[Items from a dataset]
******
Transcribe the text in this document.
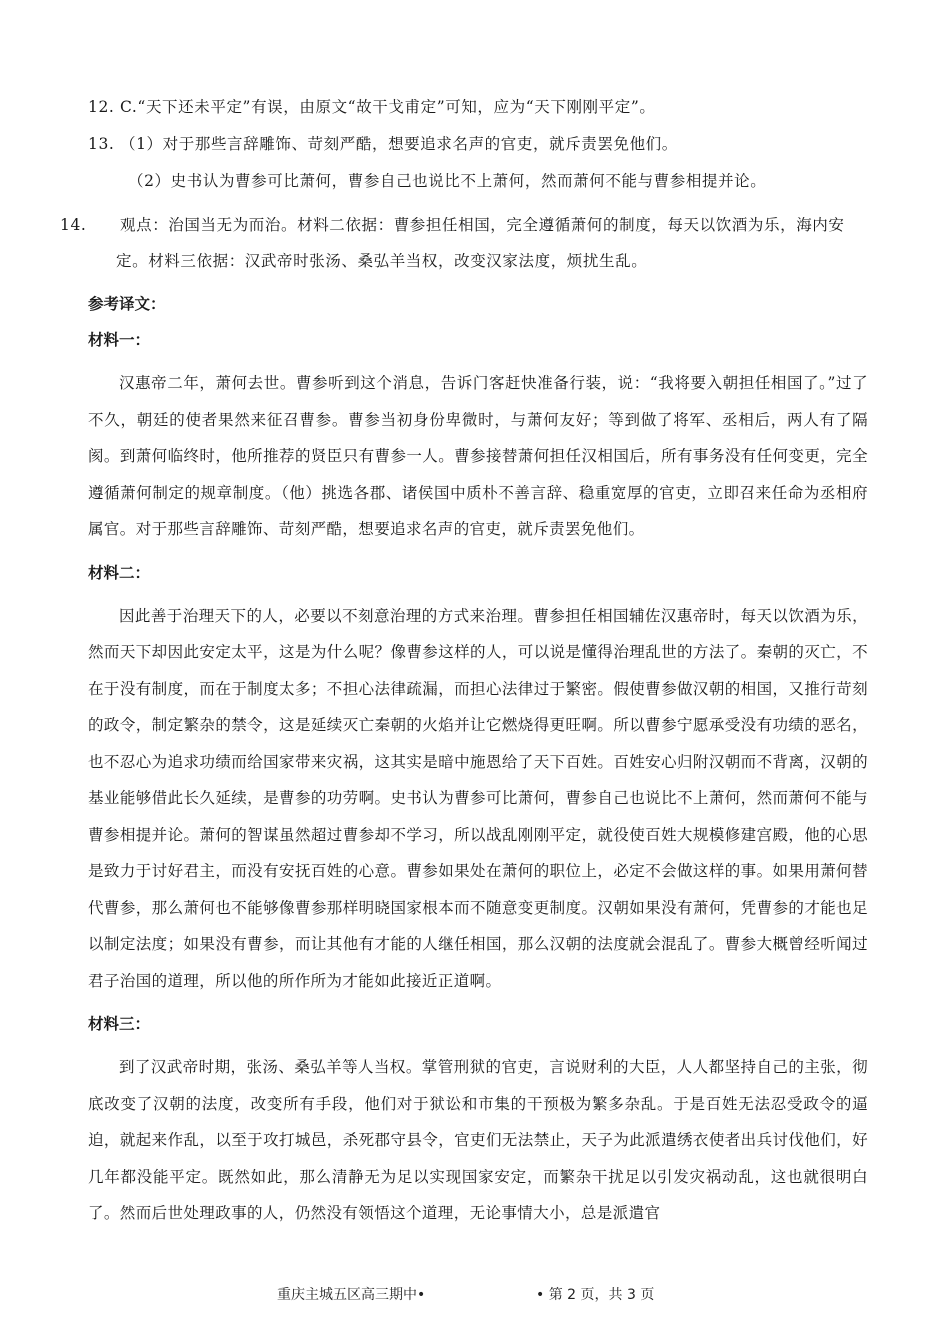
12. C.“天下还未平定”有误，由原文“故干戈甫定”可知，应为“天下刚刚平定”。

13. （1）对于那些言辞雕饰、苛刻严酷，想要追求名声的官吏，就斥责罢免他们。

（2）史书认为曹参可比萧何，曹参自己也说比不上萧何，然而萧何不能与曹参相提并论。

14. 观点：治国当无为而治。材料二依据：曹参担任相国，完全遵循萧何的制度，每天以饮酒为乐，海内安定。材料三依据：汉武帝时张汤、桑弘羊当权，改变汉家法度，烦扰生乱。

参考译文：
材料一：

汉惠帝二年，萧何去世。曹参听到这个消息，告诉门客赶快准备行装，说：“我将要入朝担任相国了。”过了不久，朝廷的使者果然来征召曹参。曹参当初身份卑微时，与萧何友好；等到做了将军、丞相后，两人有了隔阂。到萧何临终时，他所推荐的贤臣只有曹参一人。曹参接替萧何担任汉相国后，所有事务没有任何变更，完全遵循萧何制定的规章制度。（他）挑选各郡、诸侯国中质朴不善言辞、稳重宽厚的官吏，立即召来任命为丞相府属官。对于那些言辞雕饰、苛刻严酷，想要追求名声的官吏，就斥责罢免他们。

材料二：

因此善于治理天下的人，必要以不刻意治理的方式来治理。曹参担任相国辅佐汉惠帝时，每天以饮酒为乐，然而天下却因此安定太平，这是为什么呢？像曹参这样的人，可以说是懂得治理乱世的方法了。秦朝的灭亡，不在于没有制度，而在于制度太多；不担心法律疏漏，而担心法律过于繁密。假使曹参做汉朝的相国，又推行苛刻的政令，制定繁杂的禁令，这是延续灭亡秦朝的火焰并让它燃烧得更旺啊。所以曹参宁愿承受没有功绩的恶名，也不忍心为追求功绩而给国家带来灾祸，这其实是暗中施恩给了天下百姓。百姓安心归附汉朝而不背离，汉朝的基业能够借此长久延续，是曹参的功劳啊。史书认为曹参可比萧何，曹参自己也说比不上萧何，然而萧何不能与曹参相提并论。萧何的智谋虽然超过曹参却不学习，所以战乱刚刚平定，就役使百姓大规模修建宫殿，他的心思是致力于讨好君主，而没有安抚百姓的心意。曹参如果处在萧何的职位上，必定不会做这样的事。如果用萧何替代曹参，那么萧何也不能够像曹参那样明晓国家根本而不随意变更制度。汉朝如果没有萧何，凭曹参的才能也足以制定法度；如果没有曹参，而让其他有才能的人继任相国，那么汉朝的法度就会混乱了。曹参大概曾经听闻过君子治国的道理，所以他的所作所为才能如此接近正道啊。

材料三：

到了汉武帝时期，张汤、桑弘羊等人当权。掌管刑狱的官吏，言说财利的大臣，人人都坚持自己的主张，彻底改变了汉朝的法度，改变所有手段，他们对于狱讼和市集的干预极为繁多杂乱。于是百姓无法忍受政令的逼迫，就起来作乱，以至于攻打城邑，杀死郡守县令，官吏们无法禁止，天子为此派遣绣衣使者出兵讨伐他们，好几年都没能平定。既然如此，那么清静无为足以实现国家安定，而繁杂干扰足以引发灾祸动乱，这也就很明白了。然而后世处理政事的人，仍然没有领悟这个道理，无论事情大小，总是派遣官

重庆主城五区高三期中•	• 第 2 页，共 3 页
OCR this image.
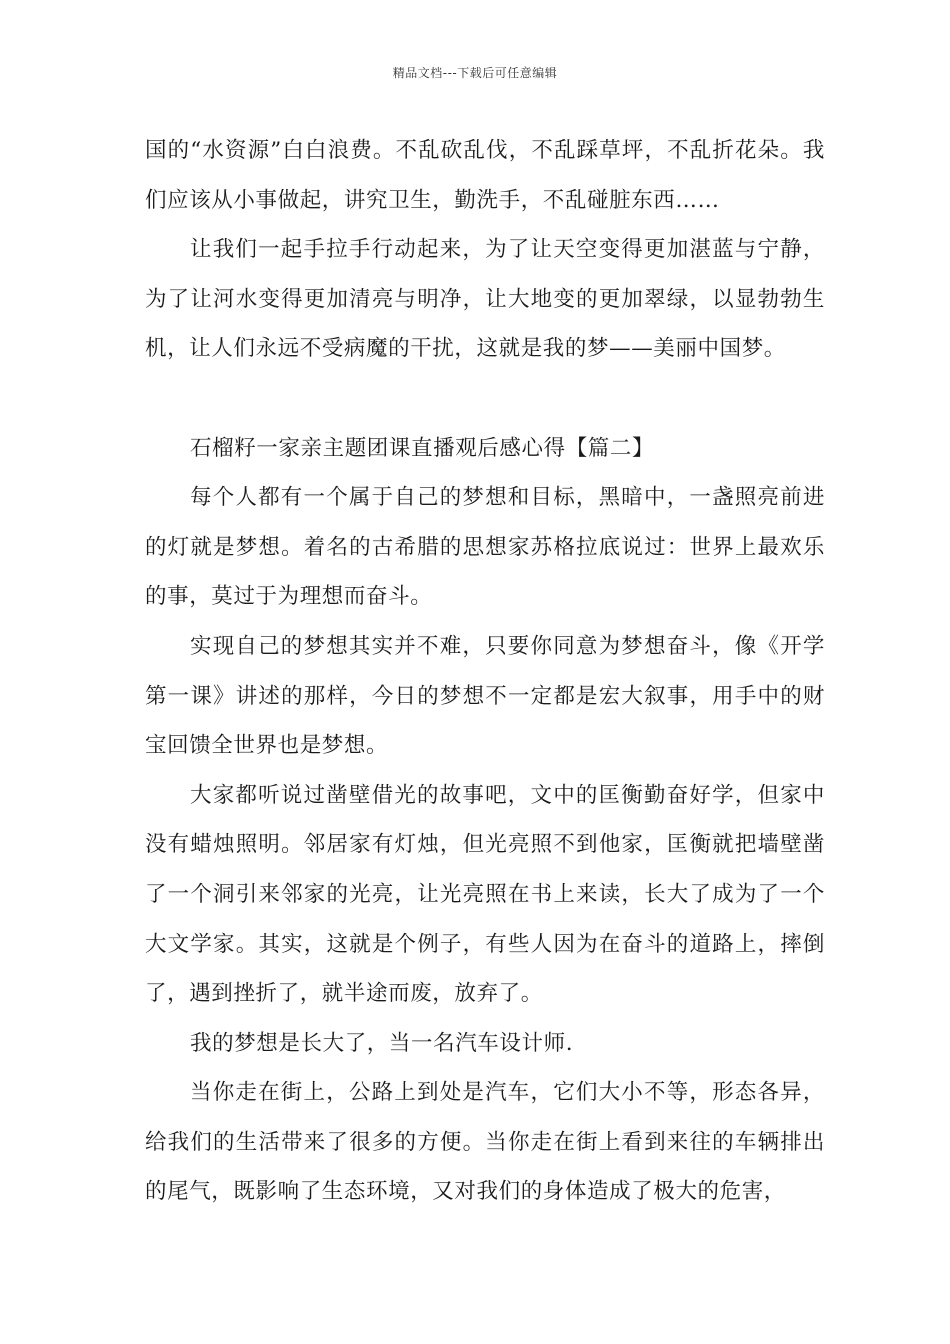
精品文档---下载后可任意编辑

国的“水资源”白白浪费。不乱砍乱伐，不乱踩草坪，不乱折花朵。我们应该从小事做起，讲究卫生，勤洗手，不乱碰脏东西……

让我们一起手拉手行动起来，为了让天空变得更加湛蓝与宁静，为了让河水变得更加清亮与明净，让大地变的更加翠绿，以显勃勃生机，让人们永远不受病魔的干扰，这就是我的梦——美丽中国梦。

石榴籽一家亲主题团课直播观后感心得【篇二】

每个人都有一个属于自己的梦想和目标，黑暗中，一盏照亮前进的灯就是梦想。着名的古希腊的思想家苏格拉底说过：世界上最欢乐的事，莫过于为理想而奋斗。

实现自己的梦想其实并不难，只要你同意为梦想奋斗，像《开学第一课》讲述的那样，今日的梦想不一定都是宏大叙事，用手中的财宝回馈全世界也是梦想。

大家都听说过凿壁借光的故事吧，文中的匡衡勤奋好学，但家中没有蜡烛照明。邻居家有灯烛，但光亮照不到他家，匡衡就把墙壁凿了一个洞引来邻家的光亮，让光亮照在书上来读，长大了成为了一个大文学家。其实，这就是个例子，有些人因为在奋斗的道路上，摔倒了，遇到挫折了，就半途而废，放弃了。

我的梦想是长大了，当一名汽车设计师.

当你走在街上，公路上到处是汽车，它们大小不等，形态各异，给我们的生活带来了很多的方便。当你走在街上看到来往的车辆排出的尾气，既影响了生态环境，又对我们的身体造成了极大的危害，
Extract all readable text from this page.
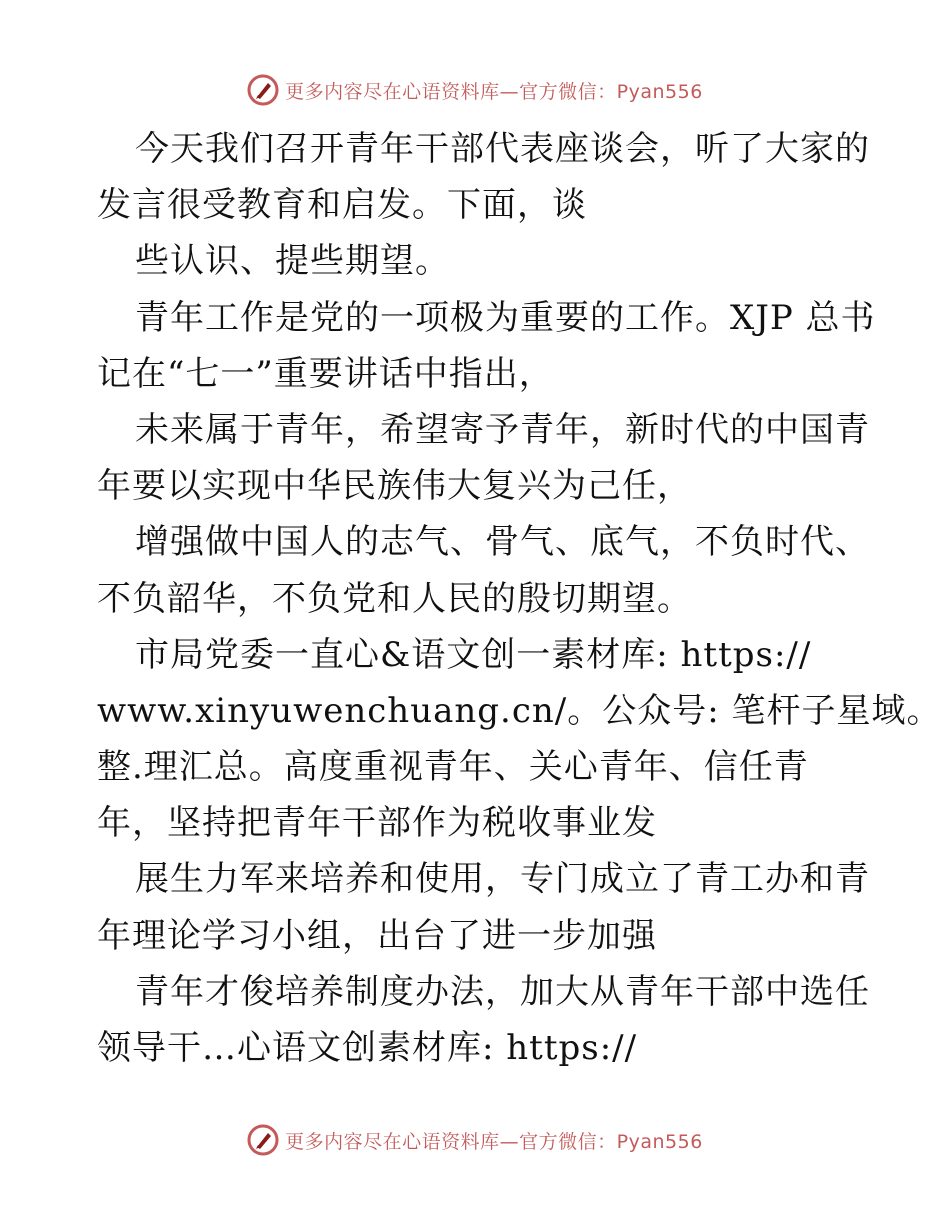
更多内容尽在心语资料库—官方微信：Pyan556
今天我们召开青年干部代表座谈会，听了大家的
发言很受教育和启发。下面，谈
些认识、提些期望。
青年工作是党的一项极为重要的工作。XJP 总书
记在“七一”重要讲话中指出，
未来属于青年，希望寄予青年，新时代的中国青
年要以实现中华民族伟大复兴为己任，
增强做中国人的志气、骨气、底气，不负时代、
不负韶华，不负党和人民的殷切期望。
市局党委一直心&语文创一素材库: https://
www.xinyuwenchuang.cn/。公众号: 笔杆子星域。
整.理汇总。高度重视青年、关心青年、信任青
年，坚持把青年干部作为税收事业发
展生力军来培养和使用，专门成立了青工办和青
年理论学习小组，出台了进一步加强
青年才俊培养制度办法，加大从青年干部中选任
领导干…心语文创素材库: https://
更多内容尽在心语资料库—官方微信：Pyan556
******
→ Exercise prompt
Lines of the material that contain the word "每天以饮酒为乐" are to be gathered.

→ Completed exercise
14. 观点：治国当无为而治。材料二依据：曹参担任相国，完全遵循萧何的制度，每天以饮酒为乐，海内安定。材料三依据：汉武帝时张汤、桑弘羊当权，改变汉家法度，烦扰生乱。
因此善于治理天下的人，必要以不刻意治理的方式来治理。曹参担任相国辅佐汉惠帝时，每天以饮酒为乐，然而天下却因此安定太平，这是为什么呢？像曹参这样的人，可以说是懂得治理乱世的方法了。秦朝的灭亡，不在于没有制度，而在于制度太多；不担心法律疏漏，而担心法律过于繁密。假使曹参做汉朝的相国，又推行苛刻的政令，制定繁杂的禁令，这是延续灭亡秦朝的火焰并让它燃烧得更旺啊。所以曹参宁愿承受没有功绩的恶名，也不忍心为追求功绩而给国家带来灾祸，这其实是暗中施恩给了天下百姓。百姓安心归附汉朝而不背离，汉朝的基业能够借此长久延续，是曹参的功劳啊。史书认为曹参可比萧何，曹参自己也说比不上萧何，然而萧何不能与曹参相提并论。萧何的智谋虽然超过曹参却不学习，所以战乱刚刚平定，就役使百姓大规模修建宫殿，他的心思是致力于讨好君主，而没有安抚百姓的心意。曹参如果处在萧何的职位上，必定不会做这样的事。如果用萧何替代曹参，那么萧何也不能够像曹参那样明晓国家根本而不随意变更制度。汉朝如果没有萧何，凭曹参的才能也足以制定法度；如果没有曹参，而让其他有才能的人继任相国，那么汉朝的法度就会混乱了。曹参大概曾经听闻过君子治国的道理，所以他的所作所为才能如此接近正道啊。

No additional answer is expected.